Using the listing below, extract each line that has the word "bottom" in it.

(Entries from a visual dataset)
◆ ◆ ◆ ◆ ◆

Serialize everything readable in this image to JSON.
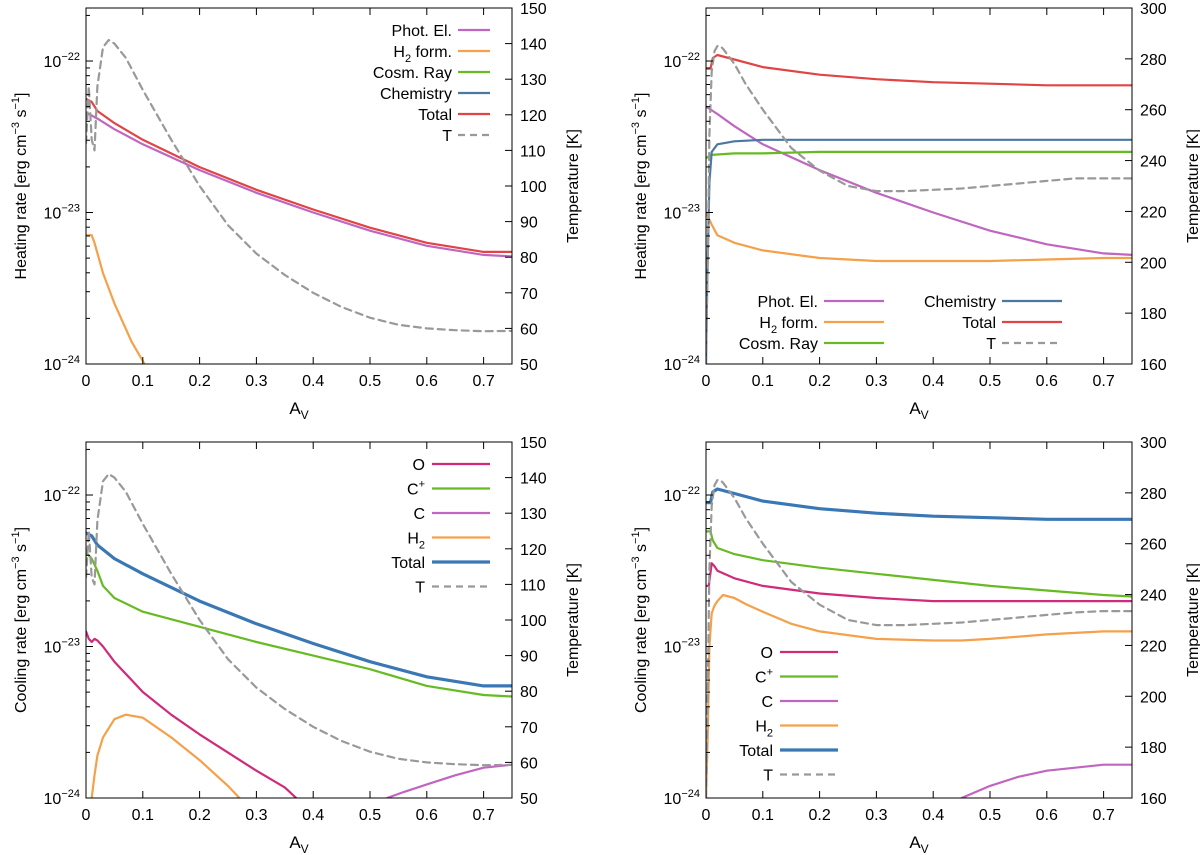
{
  "chart_data": [
    {
      "type": "line",
      "xlabel": "A",
      "xlabel_sub": "V",
      "ylabel": "Heating rate  [erg cm",
      "ylabel_sup1": "−3",
      "ylabel_mid": " s",
      "ylabel_sup2": "−1",
      "ylabel_end": "]",
      "y2label": "Temperature [K]",
      "xlim": [
        0,
        0.75
      ],
      "ylim_log10": [
        -24,
        -21.65
      ],
      "y_ticks": [
        -24,
        -23,
        -22
      ],
      "y2lim": [
        50,
        150
      ],
      "y2_ticks": [
        50,
        60,
        70,
        80,
        90,
        100,
        110,
        120,
        130,
        140,
        150
      ],
      "x_ticks": [
        "0",
        "0.1",
        "0.2",
        "0.3",
        "0.4",
        "0.5",
        "0.6",
        "0.7"
      ],
      "legend": "top-right",
      "series": [
        {
          "name": "Phot. El.",
          "color": "#c066c0",
          "axis": "y1",
          "x": [
            0,
            0.02,
            0.05,
            0.1,
            0.2,
            0.3,
            0.4,
            0.5,
            0.6,
            0.7,
            0.75
          ],
          "y": [
            -22.34,
            -22.38,
            -22.45,
            -22.55,
            -22.72,
            -22.87,
            -23.0,
            -23.12,
            -23.22,
            -23.28,
            -23.29
          ]
        },
        {
          "name": "H",
          "sub": "2",
          "name_end": " form.",
          "color": "#f5a04a",
          "axis": "y1",
          "x": [
            0,
            0.01,
            0.015,
            0.03,
            0.05,
            0.08,
            0.1,
            0.11
          ],
          "y": [
            -23.15,
            -23.15,
            -23.2,
            -23.4,
            -23.6,
            -23.85,
            -23.98,
            -24.05
          ]
        },
        {
          "name": "Cosm. Ray",
          "color": "#66bb22",
          "axis": "y1",
          "x": [],
          "y": []
        },
        {
          "name": "Chemistry",
          "color": "#4a78a0",
          "axis": "y1",
          "x": [],
          "y": []
        },
        {
          "name": "Total",
          "color": "#e04444",
          "axis": "y1",
          "x": [
            0,
            0.01,
            0.02,
            0.05,
            0.1,
            0.2,
            0.3,
            0.4,
            0.5,
            0.6,
            0.7,
            0.75
          ],
          "y": [
            -22.25,
            -22.27,
            -22.33,
            -22.41,
            -22.52,
            -22.7,
            -22.85,
            -22.98,
            -23.1,
            -23.2,
            -23.26,
            -23.26
          ]
        },
        {
          "name": "T",
          "color": "#999999",
          "dash": true,
          "axis": "y2",
          "x": [
            0,
            0.005,
            0.01,
            0.015,
            0.02,
            0.03,
            0.04,
            0.05,
            0.07,
            0.1,
            0.15,
            0.2,
            0.25,
            0.3,
            0.35,
            0.4,
            0.45,
            0.5,
            0.55,
            0.6,
            0.65,
            0.7,
            0.75
          ],
          "y": [
            112,
            128,
            113,
            110,
            128,
            139,
            141,
            140,
            136,
            127,
            113,
            100,
            89,
            81,
            75,
            70,
            66,
            63,
            61,
            60,
            59.5,
            59.2,
            59.3
          ]
        }
      ]
    },
    {
      "type": "line",
      "xlabel": "A",
      "xlabel_sub": "V",
      "ylabel": "Heating rate  [erg cm",
      "ylabel_sup1": "−3",
      "ylabel_mid": " s",
      "ylabel_sup2": "−1",
      "ylabel_end": "]",
      "y2label": "Temperature [K]",
      "xlim": [
        0,
        0.75
      ],
      "ylim_log10": [
        -24,
        -21.65
      ],
      "y_ticks": [
        -24,
        -23,
        -22
      ],
      "y2lim": [
        160,
        300
      ],
      "y2_ticks": [
        160,
        180,
        200,
        220,
        240,
        260,
        280,
        300
      ],
      "x_ticks": [
        "0",
        "0.1",
        "0.2",
        "0.3",
        "0.4",
        "0.5",
        "0.6",
        "0.7"
      ],
      "legend": "bottom-center",
      "series": [
        {
          "name": "Phot. El.",
          "color": "#c066c0",
          "axis": "y1",
          "x": [
            0,
            0.02,
            0.05,
            0.1,
            0.2,
            0.3,
            0.4,
            0.5,
            0.6,
            0.7,
            0.75
          ],
          "y": [
            -22.3,
            -22.35,
            -22.43,
            -22.55,
            -22.72,
            -22.87,
            -23.0,
            -23.12,
            -23.21,
            -23.27,
            -23.28
          ]
        },
        {
          "name": "H",
          "sub": "2",
          "name_end": " form.",
          "color": "#f5a04a",
          "axis": "y1",
          "x": [
            0,
            0.01,
            0.02,
            0.05,
            0.1,
            0.2,
            0.3,
            0.4,
            0.5,
            0.6,
            0.7,
            0.75
          ],
          "y": [
            -23.0,
            -23.08,
            -23.15,
            -23.2,
            -23.25,
            -23.3,
            -23.32,
            -23.32,
            -23.32,
            -23.31,
            -23.3,
            -23.3
          ]
        },
        {
          "name": "Cosm. Ray",
          "color": "#66bb22",
          "axis": "y1",
          "x": [
            0,
            0.01,
            0.05,
            0.1,
            0.2,
            0.3,
            0.4,
            0.5,
            0.6,
            0.7,
            0.75
          ],
          "y": [
            -22.64,
            -22.62,
            -22.61,
            -22.61,
            -22.6,
            -22.6,
            -22.6,
            -22.6,
            -22.6,
            -22.6,
            -22.6
          ]
        },
        {
          "name": "Chemistry",
          "color": "#4a78a0",
          "axis": "y1",
          "x": [
            0,
            0.002,
            0.006,
            0.01,
            0.02,
            0.05,
            0.1,
            0.2,
            0.3,
            0.4,
            0.5,
            0.6,
            0.7,
            0.75
          ],
          "y": [
            -24.0,
            -23.5,
            -22.8,
            -22.6,
            -22.55,
            -22.53,
            -22.52,
            -22.52,
            -22.52,
            -22.52,
            -22.52,
            -22.52,
            -22.52,
            -22.52
          ]
        },
        {
          "name": "Total",
          "color": "#e04444",
          "axis": "y1",
          "x": [
            0,
            0.008,
            0.012,
            0.02,
            0.03,
            0.05,
            0.1,
            0.2,
            0.3,
            0.4,
            0.5,
            0.6,
            0.7,
            0.75
          ],
          "y": [
            -22.05,
            -22.05,
            -21.98,
            -21.96,
            -21.97,
            -21.99,
            -22.04,
            -22.09,
            -22.12,
            -22.14,
            -22.15,
            -22.16,
            -22.16,
            -22.16
          ]
        },
        {
          "name": "T",
          "color": "#999999",
          "dash": true,
          "axis": "y2",
          "x": [
            0,
            0.003,
            0.006,
            0.01,
            0.015,
            0.02,
            0.025,
            0.03,
            0.05,
            0.07,
            0.1,
            0.15,
            0.2,
            0.25,
            0.3,
            0.35,
            0.4,
            0.45,
            0.5,
            0.55,
            0.6,
            0.65,
            0.7,
            0.75
          ],
          "y": [
            160,
            200,
            250,
            275,
            283,
            285,
            285,
            284,
            278,
            270,
            260,
            245,
            236,
            230,
            228,
            228,
            228.5,
            229,
            230,
            231,
            232,
            233,
            233,
            233
          ]
        }
      ]
    },
    {
      "type": "line",
      "xlabel": "A",
      "xlabel_sub": "V",
      "ylabel": "Cooling rate  [erg cm",
      "ylabel_sup1": "−3",
      "ylabel_mid": " s",
      "ylabel_sup2": "−1",
      "ylabel_end": "]",
      "y2label": "Temperature [K]",
      "xlim": [
        0,
        0.75
      ],
      "ylim_log10": [
        -24,
        -21.65
      ],
      "y_ticks": [
        -24,
        -23,
        -22
      ],
      "y2lim": [
        50,
        150
      ],
      "y2_ticks": [
        50,
        60,
        70,
        80,
        90,
        100,
        110,
        120,
        130,
        140,
        150
      ],
      "x_ticks": [
        "0",
        "0.1",
        "0.2",
        "0.3",
        "0.4",
        "0.5",
        "0.6",
        "0.7"
      ],
      "legend": "top-right",
      "series": [
        {
          "name": "O",
          "color": "#d02a7a",
          "axis": "y1",
          "x": [
            0,
            0.005,
            0.01,
            0.015,
            0.02,
            0.03,
            0.05,
            0.1,
            0.15,
            0.2,
            0.25,
            0.3,
            0.35,
            0.37
          ],
          "y": [
            -22.9,
            -22.95,
            -22.97,
            -22.95,
            -22.96,
            -23.0,
            -23.1,
            -23.3,
            -23.45,
            -23.58,
            -23.7,
            -23.82,
            -23.93,
            -24.0
          ]
        },
        {
          "name": "C",
          "sup": "+",
          "color": "#66bb22",
          "axis": "y1",
          "x": [
            0,
            0.005,
            0.01,
            0.02,
            0.03,
            0.05,
            0.1,
            0.2,
            0.3,
            0.4,
            0.5,
            0.6,
            0.7,
            0.75
          ],
          "y": [
            -22.38,
            -22.4,
            -22.42,
            -22.5,
            -22.6,
            -22.68,
            -22.77,
            -22.87,
            -22.97,
            -23.06,
            -23.15,
            -23.26,
            -23.32,
            -23.33
          ]
        },
        {
          "name": "C",
          "color": "#c066c0",
          "axis": "y1",
          "x": [
            0.53,
            0.56,
            0.6,
            0.65,
            0.7,
            0.75
          ],
          "y": [
            -24.0,
            -23.96,
            -23.91,
            -23.85,
            -23.8,
            -23.78
          ]
        },
        {
          "name": "H",
          "sub": "2",
          "color": "#f5a04a",
          "axis": "y1",
          "x": [
            0.01,
            0.015,
            0.02,
            0.03,
            0.05,
            0.07,
            0.1,
            0.15,
            0.2,
            0.25,
            0.27
          ],
          "y": [
            -24.0,
            -23.85,
            -23.72,
            -23.6,
            -23.48,
            -23.45,
            -23.47,
            -23.6,
            -23.75,
            -23.92,
            -24.0
          ]
        },
        {
          "name": "Total",
          "color": "#3a78b5",
          "axis": "y1",
          "thick": true,
          "x": [
            0,
            0.01,
            0.02,
            0.05,
            0.1,
            0.2,
            0.3,
            0.4,
            0.5,
            0.6,
            0.7,
            0.75
          ],
          "y": [
            -22.25,
            -22.27,
            -22.33,
            -22.42,
            -22.52,
            -22.7,
            -22.85,
            -22.98,
            -23.1,
            -23.2,
            -23.26,
            -23.26
          ]
        },
        {
          "name": "T",
          "color": "#999999",
          "dash": true,
          "axis": "y2",
          "x": [
            0,
            0.005,
            0.01,
            0.015,
            0.02,
            0.03,
            0.04,
            0.05,
            0.07,
            0.1,
            0.15,
            0.2,
            0.25,
            0.3,
            0.35,
            0.4,
            0.45,
            0.5,
            0.55,
            0.6,
            0.65,
            0.7,
            0.75
          ],
          "y": [
            112,
            125,
            112,
            110,
            128,
            139,
            141,
            140,
            136,
            127,
            113,
            100,
            89,
            81,
            75,
            70,
            66,
            63,
            61,
            60,
            59.5,
            59.2,
            59.3
          ]
        }
      ]
    },
    {
      "type": "line",
      "xlabel": "A",
      "xlabel_sub": "V",
      "ylabel": "Cooling rate  [erg cm",
      "ylabel_sup1": "−3",
      "ylabel_mid": " s",
      "ylabel_sup2": "−1",
      "ylabel_end": "]",
      "y2label": "Temperature [K]",
      "xlim": [
        0,
        0.75
      ],
      "ylim_log10": [
        -24,
        -21.65
      ],
      "y_ticks": [
        -24,
        -23,
        -22
      ],
      "y2lim": [
        160,
        300
      ],
      "y2_ticks": [
        160,
        180,
        200,
        220,
        240,
        260,
        280,
        300
      ],
      "x_ticks": [
        "0",
        "0.1",
        "0.2",
        "0.3",
        "0.4",
        "0.5",
        "0.6",
        "0.7"
      ],
      "legend": "bottom-left",
      "series": [
        {
          "name": "O",
          "color": "#d02a7a",
          "axis": "y1",
          "x": [
            0,
            0.005,
            0.01,
            0.015,
            0.02,
            0.05,
            0.1,
            0.2,
            0.3,
            0.4,
            0.5,
            0.6,
            0.7,
            0.75
          ],
          "y": [
            -22.6,
            -22.6,
            -22.45,
            -22.47,
            -22.5,
            -22.55,
            -22.6,
            -22.65,
            -22.68,
            -22.7,
            -22.7,
            -22.7,
            -22.7,
            -22.7
          ]
        },
        {
          "name": "C",
          "sup": "+",
          "color": "#66bb22",
          "axis": "y1",
          "x": [
            0,
            0.008,
            0.012,
            0.02,
            0.05,
            0.1,
            0.2,
            0.3,
            0.4,
            0.5,
            0.6,
            0.7,
            0.75
          ],
          "y": [
            -22.24,
            -22.24,
            -22.3,
            -22.35,
            -22.39,
            -22.43,
            -22.48,
            -22.52,
            -22.56,
            -22.6,
            -22.63,
            -22.66,
            -22.67
          ]
        },
        {
          "name": "C",
          "color": "#c066c0",
          "axis": "y1",
          "x": [
            0.45,
            0.5,
            0.55,
            0.6,
            0.65,
            0.7,
            0.75
          ],
          "y": [
            -24.0,
            -23.92,
            -23.86,
            -23.82,
            -23.8,
            -23.78,
            -23.78
          ]
        },
        {
          "name": "H",
          "sub": "2",
          "color": "#f5a04a",
          "axis": "y1",
          "x": [
            0,
            0.003,
            0.006,
            0.01,
            0.015,
            0.02,
            0.03,
            0.05,
            0.07,
            0.1,
            0.15,
            0.2,
            0.3,
            0.4,
            0.45,
            0.5,
            0.6,
            0.7,
            0.75
          ],
          "y": [
            -24.0,
            -23.6,
            -23.0,
            -22.78,
            -22.73,
            -22.7,
            -22.66,
            -22.68,
            -22.72,
            -22.77,
            -22.85,
            -22.9,
            -22.95,
            -22.96,
            -22.96,
            -22.95,
            -22.92,
            -22.9,
            -22.9
          ]
        },
        {
          "name": "Total",
          "color": "#3a78b5",
          "axis": "y1",
          "thick": true,
          "x": [
            0,
            0.008,
            0.012,
            0.02,
            0.03,
            0.05,
            0.1,
            0.2,
            0.3,
            0.4,
            0.5,
            0.6,
            0.7,
            0.75
          ],
          "y": [
            -22.05,
            -22.05,
            -21.98,
            -21.96,
            -21.97,
            -21.99,
            -22.04,
            -22.09,
            -22.12,
            -22.14,
            -22.15,
            -22.16,
            -22.16,
            -22.16
          ]
        },
        {
          "name": "T",
          "color": "#999999",
          "dash": true,
          "axis": "y2",
          "x": [
            0,
            0.003,
            0.006,
            0.01,
            0.015,
            0.02,
            0.025,
            0.03,
            0.05,
            0.07,
            0.1,
            0.15,
            0.2,
            0.25,
            0.3,
            0.35,
            0.4,
            0.45,
            0.5,
            0.55,
            0.6,
            0.65,
            0.7,
            0.75
          ],
          "y": [
            160,
            200,
            250,
            275,
            283,
            285,
            285,
            284,
            278,
            270,
            260,
            245,
            236,
            230,
            228,
            228,
            228.5,
            229,
            230,
            231,
            232,
            233,
            233.5,
            233.5
          ]
        }
      ]
    }
  ]
}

◆ ◆ ◆ ◆ ◆

> _SOLUTION BELOW_
      "legend": "bottom-center",
      "legend": "bottom-left",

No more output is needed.